> [EXERCISE DESCRIPTION]: Pick out each line of the records that includes the string "Reduktionsfaktor", and copy it.

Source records

#####

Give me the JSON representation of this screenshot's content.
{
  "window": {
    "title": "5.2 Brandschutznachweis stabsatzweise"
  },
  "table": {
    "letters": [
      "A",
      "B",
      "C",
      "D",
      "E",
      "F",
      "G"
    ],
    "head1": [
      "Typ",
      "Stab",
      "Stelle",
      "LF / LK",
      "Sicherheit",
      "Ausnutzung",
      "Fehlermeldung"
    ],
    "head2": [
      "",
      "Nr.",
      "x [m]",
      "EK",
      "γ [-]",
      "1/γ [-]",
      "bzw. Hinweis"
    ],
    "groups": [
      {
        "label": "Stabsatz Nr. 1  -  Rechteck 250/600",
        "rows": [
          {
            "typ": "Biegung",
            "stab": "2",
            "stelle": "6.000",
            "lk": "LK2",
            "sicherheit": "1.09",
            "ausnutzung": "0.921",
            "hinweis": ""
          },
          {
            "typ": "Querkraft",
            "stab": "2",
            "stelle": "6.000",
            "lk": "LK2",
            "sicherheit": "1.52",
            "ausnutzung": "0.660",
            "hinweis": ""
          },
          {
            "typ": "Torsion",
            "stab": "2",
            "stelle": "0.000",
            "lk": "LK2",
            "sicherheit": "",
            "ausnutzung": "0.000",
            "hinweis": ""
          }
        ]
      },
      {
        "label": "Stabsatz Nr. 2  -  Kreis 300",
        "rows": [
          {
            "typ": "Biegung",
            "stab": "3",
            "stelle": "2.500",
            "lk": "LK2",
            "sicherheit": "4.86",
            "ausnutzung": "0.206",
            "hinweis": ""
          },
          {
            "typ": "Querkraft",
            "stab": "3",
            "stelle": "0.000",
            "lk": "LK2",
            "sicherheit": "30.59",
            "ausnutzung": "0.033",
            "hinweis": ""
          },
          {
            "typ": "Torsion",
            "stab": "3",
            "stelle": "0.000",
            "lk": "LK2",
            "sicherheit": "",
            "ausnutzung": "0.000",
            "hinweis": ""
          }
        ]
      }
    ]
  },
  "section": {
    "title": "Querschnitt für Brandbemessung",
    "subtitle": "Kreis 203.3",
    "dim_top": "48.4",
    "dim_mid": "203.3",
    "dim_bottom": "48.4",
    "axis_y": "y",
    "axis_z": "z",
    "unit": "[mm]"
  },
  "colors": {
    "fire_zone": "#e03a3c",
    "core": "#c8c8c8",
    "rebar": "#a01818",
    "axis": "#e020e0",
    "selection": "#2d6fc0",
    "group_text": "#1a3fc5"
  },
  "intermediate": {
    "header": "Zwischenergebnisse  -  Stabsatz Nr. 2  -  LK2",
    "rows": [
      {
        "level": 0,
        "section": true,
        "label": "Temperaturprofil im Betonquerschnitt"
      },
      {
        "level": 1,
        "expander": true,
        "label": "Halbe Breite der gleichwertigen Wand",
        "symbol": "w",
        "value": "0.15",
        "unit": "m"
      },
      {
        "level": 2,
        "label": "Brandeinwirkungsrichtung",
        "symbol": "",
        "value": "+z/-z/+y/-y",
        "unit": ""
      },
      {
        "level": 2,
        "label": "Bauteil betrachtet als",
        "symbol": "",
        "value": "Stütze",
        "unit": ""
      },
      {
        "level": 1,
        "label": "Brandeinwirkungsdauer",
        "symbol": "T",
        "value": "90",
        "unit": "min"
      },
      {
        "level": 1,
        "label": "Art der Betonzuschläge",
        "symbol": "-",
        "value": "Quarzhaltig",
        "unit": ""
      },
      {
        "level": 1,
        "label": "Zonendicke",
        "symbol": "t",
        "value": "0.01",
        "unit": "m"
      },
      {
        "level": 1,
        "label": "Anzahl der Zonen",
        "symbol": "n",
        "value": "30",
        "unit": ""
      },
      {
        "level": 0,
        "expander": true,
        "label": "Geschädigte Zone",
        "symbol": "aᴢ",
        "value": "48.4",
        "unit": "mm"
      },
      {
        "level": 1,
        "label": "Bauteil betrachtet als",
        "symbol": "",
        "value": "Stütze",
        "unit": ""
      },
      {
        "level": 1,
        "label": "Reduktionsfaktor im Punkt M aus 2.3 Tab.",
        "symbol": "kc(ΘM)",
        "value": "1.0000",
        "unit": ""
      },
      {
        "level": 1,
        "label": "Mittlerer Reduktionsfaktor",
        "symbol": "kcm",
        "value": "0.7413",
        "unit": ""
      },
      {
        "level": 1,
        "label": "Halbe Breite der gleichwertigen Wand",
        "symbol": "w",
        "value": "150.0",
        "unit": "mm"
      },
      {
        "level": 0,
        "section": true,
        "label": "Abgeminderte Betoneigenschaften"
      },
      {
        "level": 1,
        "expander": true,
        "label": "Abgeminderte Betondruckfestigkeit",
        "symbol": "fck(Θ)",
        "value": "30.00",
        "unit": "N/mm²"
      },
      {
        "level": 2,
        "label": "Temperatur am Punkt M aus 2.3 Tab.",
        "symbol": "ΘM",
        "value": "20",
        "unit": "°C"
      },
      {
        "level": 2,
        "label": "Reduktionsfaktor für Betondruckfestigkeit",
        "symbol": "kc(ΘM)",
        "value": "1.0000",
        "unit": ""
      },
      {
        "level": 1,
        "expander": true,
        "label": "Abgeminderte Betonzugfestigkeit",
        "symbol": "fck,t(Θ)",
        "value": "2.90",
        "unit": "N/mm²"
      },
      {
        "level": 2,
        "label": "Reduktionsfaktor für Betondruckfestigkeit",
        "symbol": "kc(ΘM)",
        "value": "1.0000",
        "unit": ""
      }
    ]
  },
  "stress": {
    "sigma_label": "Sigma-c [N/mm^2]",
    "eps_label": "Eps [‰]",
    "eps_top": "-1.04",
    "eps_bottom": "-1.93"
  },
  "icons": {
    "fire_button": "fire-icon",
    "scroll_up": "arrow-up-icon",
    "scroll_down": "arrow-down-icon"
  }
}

#####

> [SOLUTION FOR THIS TASK]:
        "label": "Reduktionsfaktor im Punkt M aus 2.3 Tab.",
        "label": "Mittlerer Reduktionsfaktor",
        "label": "Reduktionsfaktor für Betondruckfestigkeit",
        "label": "Reduktionsfaktor für Betondruckfestigkeit",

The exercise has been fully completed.